Go through the data below line by line and count those containing the word "reflectivity". Reply with the count only.

Excerpts from a figure dataset:

⟨

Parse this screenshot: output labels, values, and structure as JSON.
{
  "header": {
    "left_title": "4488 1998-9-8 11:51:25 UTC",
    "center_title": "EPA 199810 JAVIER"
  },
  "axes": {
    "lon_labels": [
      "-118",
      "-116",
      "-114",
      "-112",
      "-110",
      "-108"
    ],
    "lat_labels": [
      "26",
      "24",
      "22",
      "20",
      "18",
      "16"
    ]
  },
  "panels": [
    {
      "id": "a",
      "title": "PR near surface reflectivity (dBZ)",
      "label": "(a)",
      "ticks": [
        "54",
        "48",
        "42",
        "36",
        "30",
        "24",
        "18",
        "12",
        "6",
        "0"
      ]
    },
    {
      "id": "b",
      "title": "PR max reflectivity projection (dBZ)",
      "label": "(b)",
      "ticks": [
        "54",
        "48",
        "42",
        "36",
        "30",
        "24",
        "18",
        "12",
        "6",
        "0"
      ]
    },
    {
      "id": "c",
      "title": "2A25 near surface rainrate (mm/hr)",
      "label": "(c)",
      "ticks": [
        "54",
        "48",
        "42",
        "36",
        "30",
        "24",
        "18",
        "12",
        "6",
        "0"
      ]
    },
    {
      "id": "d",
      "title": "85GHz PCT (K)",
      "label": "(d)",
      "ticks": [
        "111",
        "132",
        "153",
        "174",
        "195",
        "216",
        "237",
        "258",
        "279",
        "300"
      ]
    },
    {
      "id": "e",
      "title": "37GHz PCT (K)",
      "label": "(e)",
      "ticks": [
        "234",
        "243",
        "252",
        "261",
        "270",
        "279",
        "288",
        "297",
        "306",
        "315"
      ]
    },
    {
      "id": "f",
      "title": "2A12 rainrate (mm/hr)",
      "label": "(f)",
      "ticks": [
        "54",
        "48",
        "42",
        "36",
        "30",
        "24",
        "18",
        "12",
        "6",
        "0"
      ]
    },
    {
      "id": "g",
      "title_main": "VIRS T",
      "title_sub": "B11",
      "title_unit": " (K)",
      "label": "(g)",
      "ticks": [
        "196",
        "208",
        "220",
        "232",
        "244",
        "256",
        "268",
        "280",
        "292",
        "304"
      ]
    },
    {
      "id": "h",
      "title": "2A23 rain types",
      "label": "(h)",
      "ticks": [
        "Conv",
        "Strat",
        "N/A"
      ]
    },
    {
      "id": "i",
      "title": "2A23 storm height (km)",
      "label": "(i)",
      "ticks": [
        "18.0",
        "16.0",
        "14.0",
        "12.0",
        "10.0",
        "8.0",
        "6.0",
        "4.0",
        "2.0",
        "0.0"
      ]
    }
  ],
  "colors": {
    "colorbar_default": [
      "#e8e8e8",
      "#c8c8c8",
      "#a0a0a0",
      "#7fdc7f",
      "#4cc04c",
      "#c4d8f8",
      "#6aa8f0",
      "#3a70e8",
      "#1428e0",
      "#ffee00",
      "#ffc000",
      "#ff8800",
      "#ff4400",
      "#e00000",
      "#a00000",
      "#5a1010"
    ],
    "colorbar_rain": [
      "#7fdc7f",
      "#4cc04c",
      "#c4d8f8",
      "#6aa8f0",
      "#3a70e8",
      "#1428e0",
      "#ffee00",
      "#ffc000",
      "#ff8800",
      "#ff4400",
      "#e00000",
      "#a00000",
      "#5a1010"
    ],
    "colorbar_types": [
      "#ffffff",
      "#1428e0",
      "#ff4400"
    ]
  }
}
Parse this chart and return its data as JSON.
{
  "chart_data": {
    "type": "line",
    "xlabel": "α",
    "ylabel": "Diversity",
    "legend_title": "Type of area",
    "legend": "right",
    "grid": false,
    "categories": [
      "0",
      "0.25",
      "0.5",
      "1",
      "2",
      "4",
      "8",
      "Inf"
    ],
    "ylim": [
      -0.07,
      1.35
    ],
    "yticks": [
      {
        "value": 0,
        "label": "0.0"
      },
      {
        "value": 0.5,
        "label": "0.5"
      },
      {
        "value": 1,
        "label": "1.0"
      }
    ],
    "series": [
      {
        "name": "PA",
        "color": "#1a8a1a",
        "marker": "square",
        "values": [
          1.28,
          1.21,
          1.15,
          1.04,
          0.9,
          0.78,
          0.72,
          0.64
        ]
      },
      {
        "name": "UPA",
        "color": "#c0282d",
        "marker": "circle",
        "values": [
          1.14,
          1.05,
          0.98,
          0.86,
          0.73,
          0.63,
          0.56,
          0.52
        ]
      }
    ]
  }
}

⟩

## Task result
2